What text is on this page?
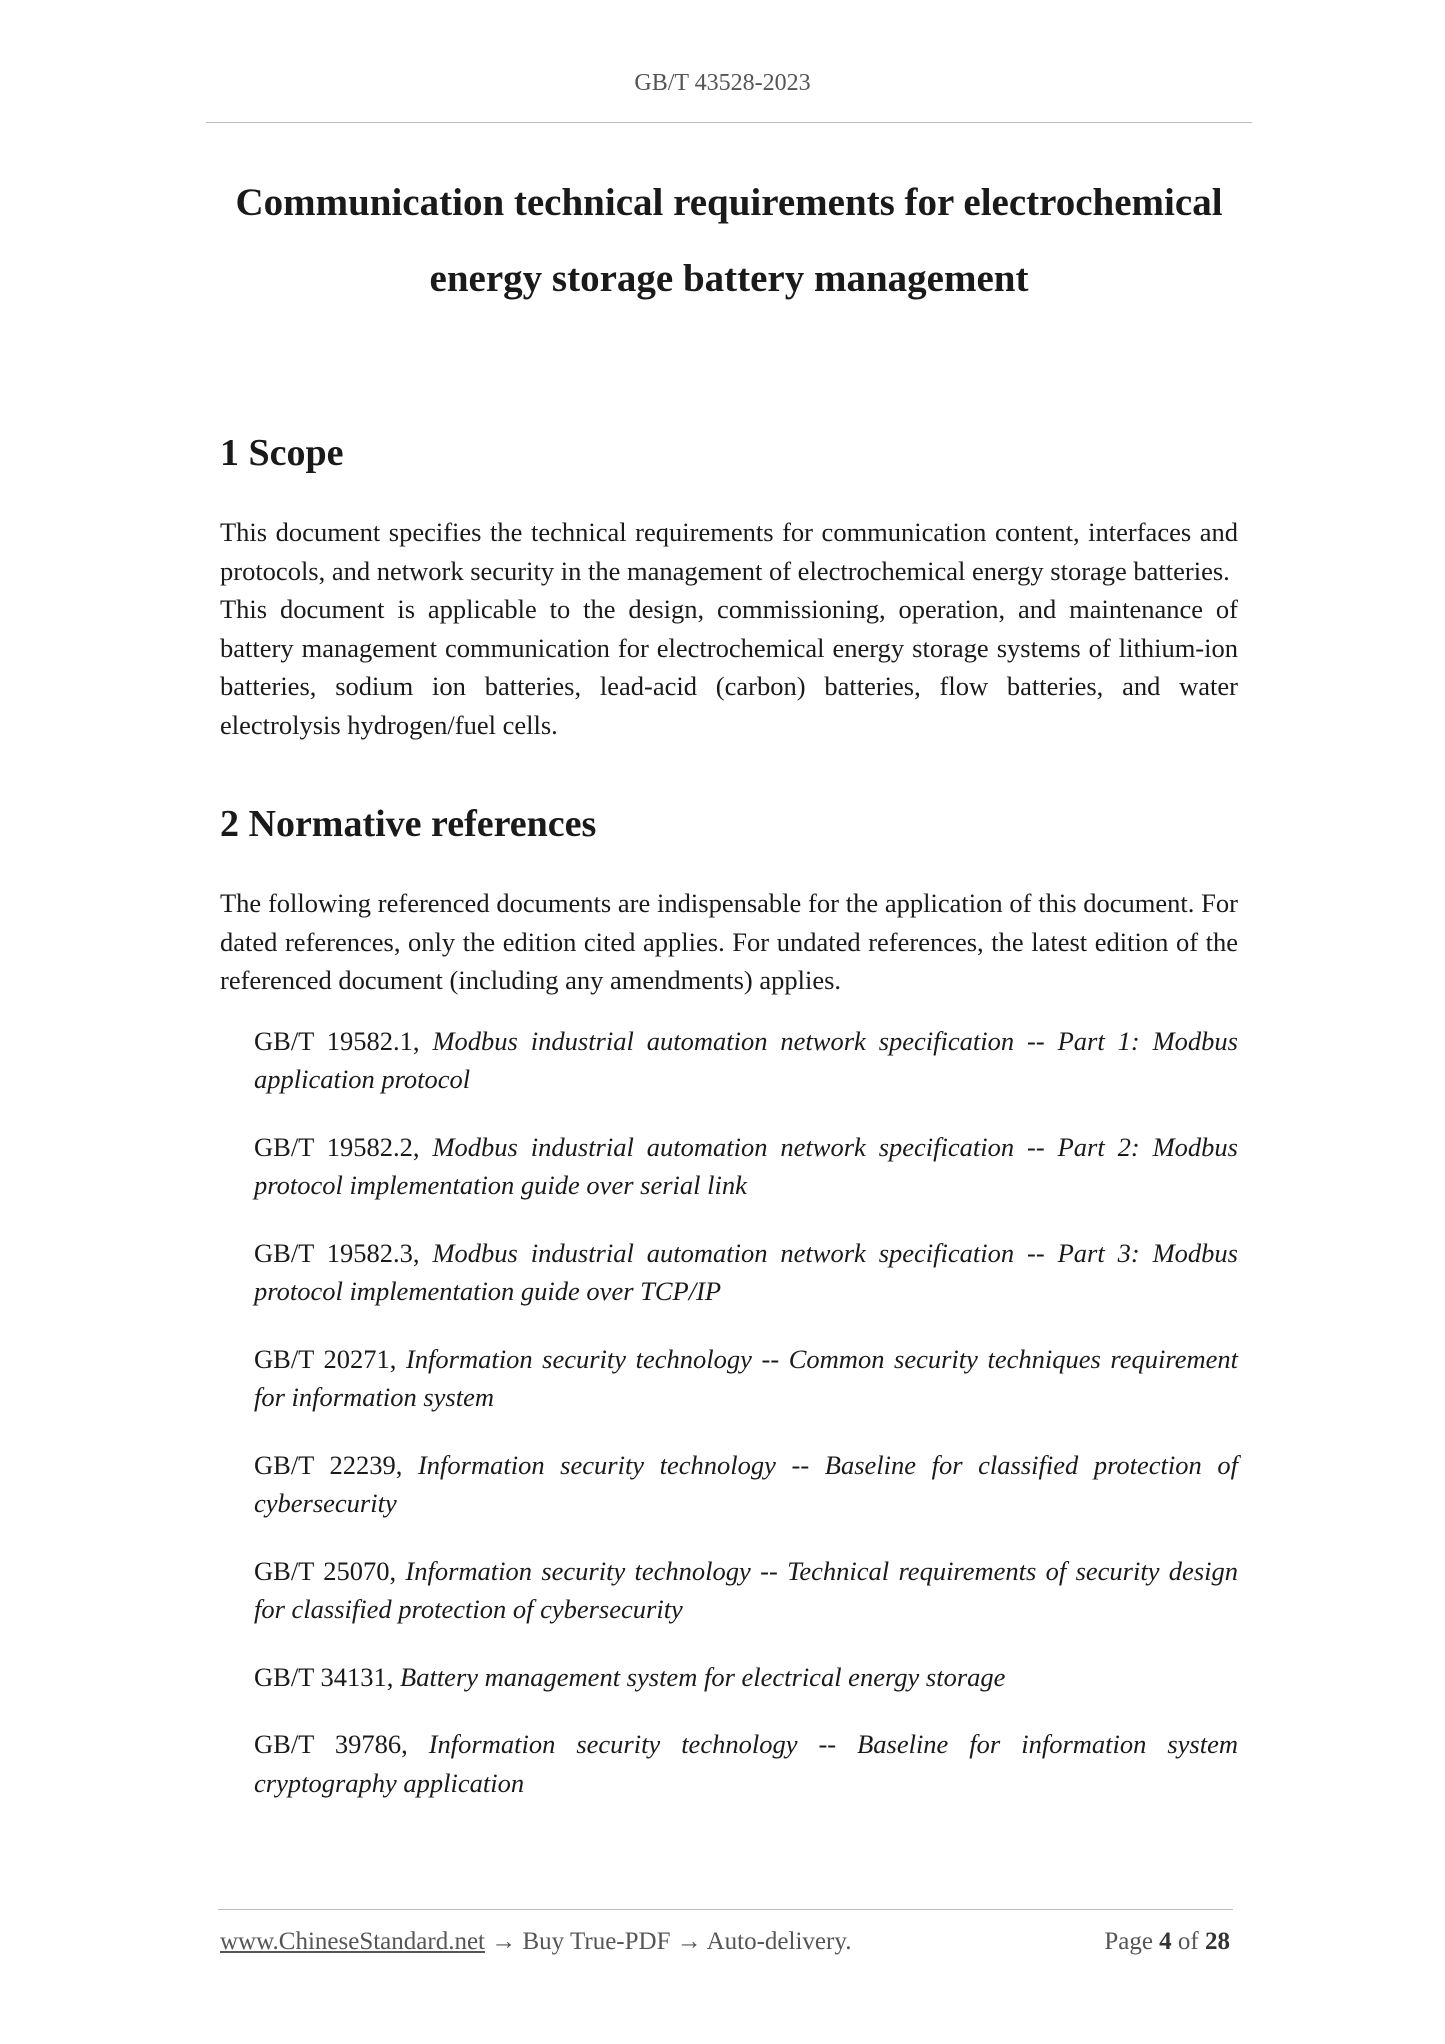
GB/T 43528-2023
Communication technical requirements for electrochemical
energy storage battery management
1 Scope

This document specifies the technical requirements for communication content, interfaces and protocols, and network security in the management of electrochemical energy storage batteries.

This document is applicable to the design, commissioning, operation, and maintenance of battery management communication for electrochemical energy storage systems of lithium-ion batteries, sodium ion batteries, lead-acid (carbon) batteries, flow batteries, and water electrolysis hydrogen/fuel cells.

2 Normative references

The following referenced documents are indispensable for the application of this document. For dated references, only the edition cited applies. For undated references, the latest edition of the referenced document (including any amendments) applies.

GB/T 19582.1, Modbus industrial automation network specification -- Part 1: Modbus application protocol

GB/T 19582.2, Modbus industrial automation network specification -- Part 2: Modbus protocol implementation guide over serial link

GB/T 19582.3, Modbus industrial automation network specification -- Part 3: Modbus protocol implementation guide over TCP/IP

GB/T 20271, Information security technology -- Common security techniques requirement for information system

GB/T 22239, Information security technology -- Baseline for classified protection of cybersecurity

GB/T 25070, Information security technology -- Technical requirements of security design for classified protection of cybersecurity

GB/T 34131, Battery management system for electrical energy storage

GB/T 39786, Information security technology -- Baseline for information system cryptography application

www.ChineseStandard.net → Buy True-PDF → Auto-delivery.	Page 4 of 28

------------------------------

PROBLEM DESCRIPTION = Write only the number of lines above in which the word "classified" is found.

EXPECTED ANSWER = 2